Raw records:

+-------+

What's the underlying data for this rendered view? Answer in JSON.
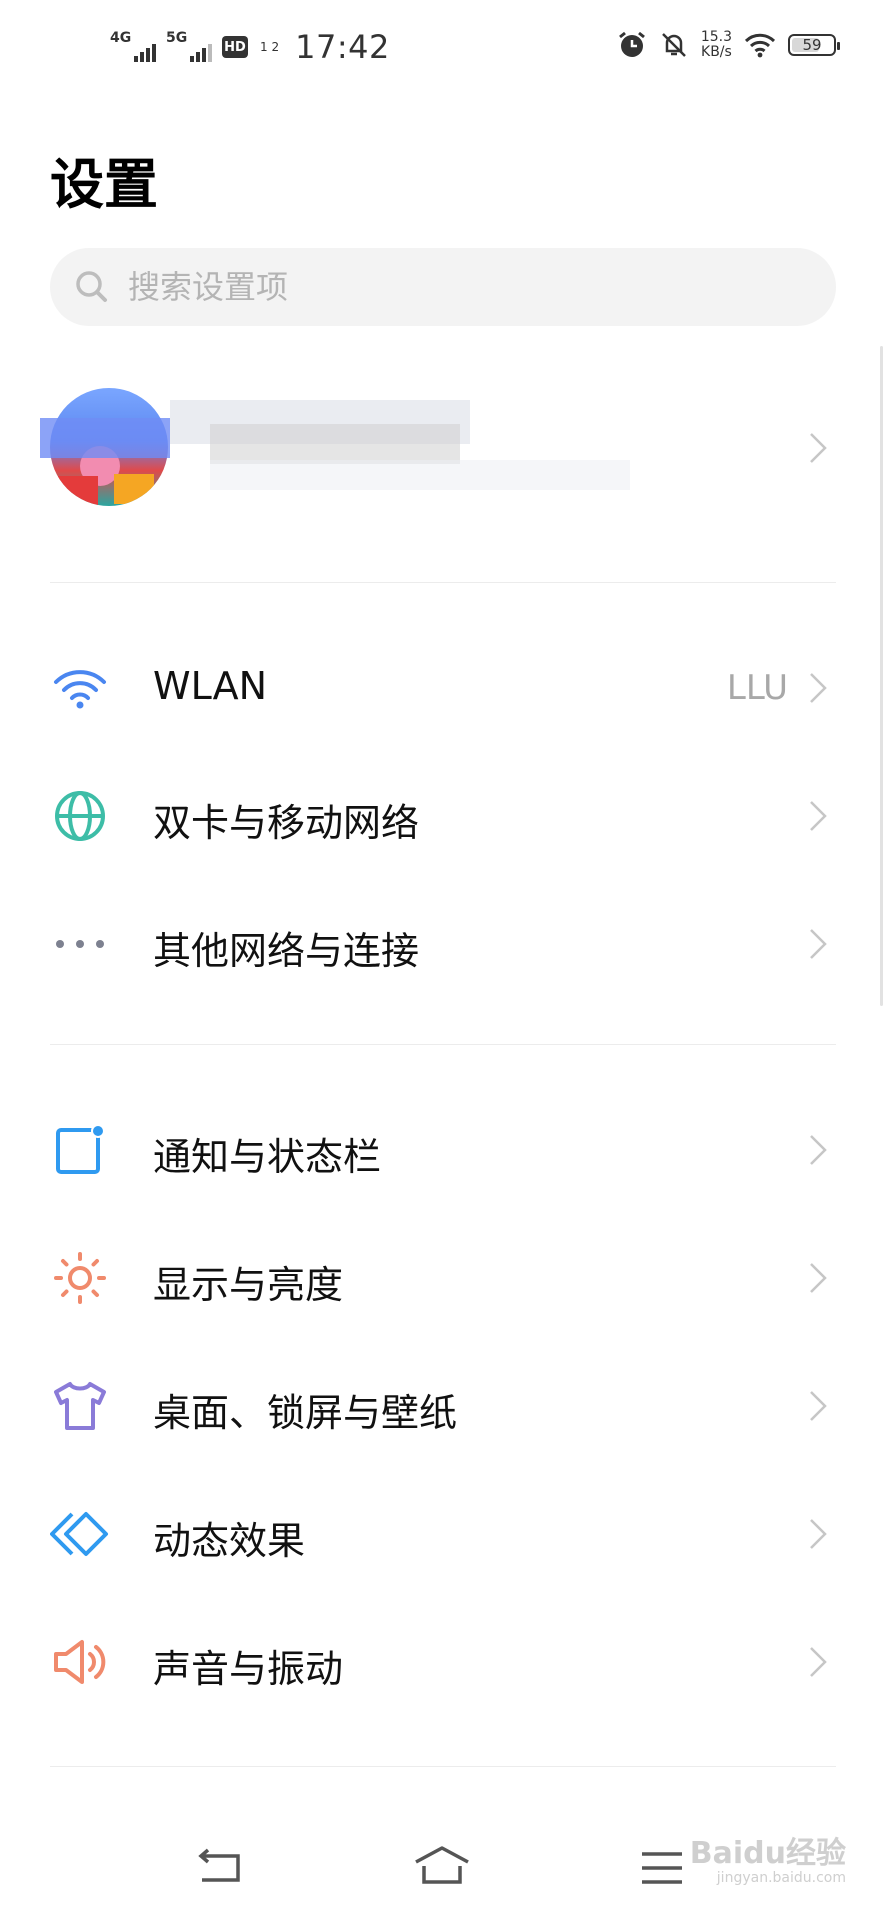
{
  "status_bar": {
    "sim1_type": "4G",
    "sim2_type": "5G",
    "hd_label": "HD",
    "hd_sub": "1 2",
    "time": "17:42",
    "net_speed_value": "15.3",
    "net_speed_unit": "KB/s",
    "battery_level": "59"
  },
  "page_title": "设置",
  "search": {
    "placeholder": "搜索设置项"
  },
  "account": {
    "name": "",
    "subtitle": ""
  },
  "sections": [
    {
      "items": [
        {
          "label": "WLAN",
          "value": "LLU",
          "icon": "wifi-icon",
          "color": "#4a86f0"
        },
        {
          "label": "双卡与移动网络",
          "value": "",
          "icon": "globe-icon",
          "color": "#3dbda7"
        },
        {
          "label": "其他网络与连接",
          "value": "",
          "icon": "more-dots-icon",
          "color": "#7d8190"
        }
      ]
    },
    {
      "items": [
        {
          "label": "通知与状态栏",
          "value": "",
          "icon": "notification-icon",
          "color": "#2f9af0"
        },
        {
          "label": "显示与亮度",
          "value": "",
          "icon": "sun-icon",
          "color": "#f08a6c"
        },
        {
          "label": "桌面、锁屏与壁纸",
          "value": "",
          "icon": "tshirt-icon",
          "color": "#8a7bd8"
        },
        {
          "label": "动态效果",
          "value": "",
          "icon": "diamond-icon",
          "color": "#2f9af0"
        },
        {
          "label": "声音与振动",
          "value": "",
          "icon": "speaker-icon",
          "color": "#f08a6c"
        }
      ]
    }
  ],
  "navbar": {
    "back": "back-icon",
    "home": "home-icon",
    "menu": "menu-icon"
  },
  "watermark": {
    "text": "Baidu经验",
    "sub": "jingyan.baidu.com"
  }
}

+-------+

WHAT IS ASKED:
Search the lines above for the string "color", then show every one that has it.

SOLUTION TO THIS TASK:
          "color": "#4a86f0"
          "color": "#3dbda7"
          "color": "#7d8190"
          "color": "#2f9af0"
          "color": "#f08a6c"
          "color": "#8a7bd8"
          "color": "#2f9af0"
          "color": "#f08a6c"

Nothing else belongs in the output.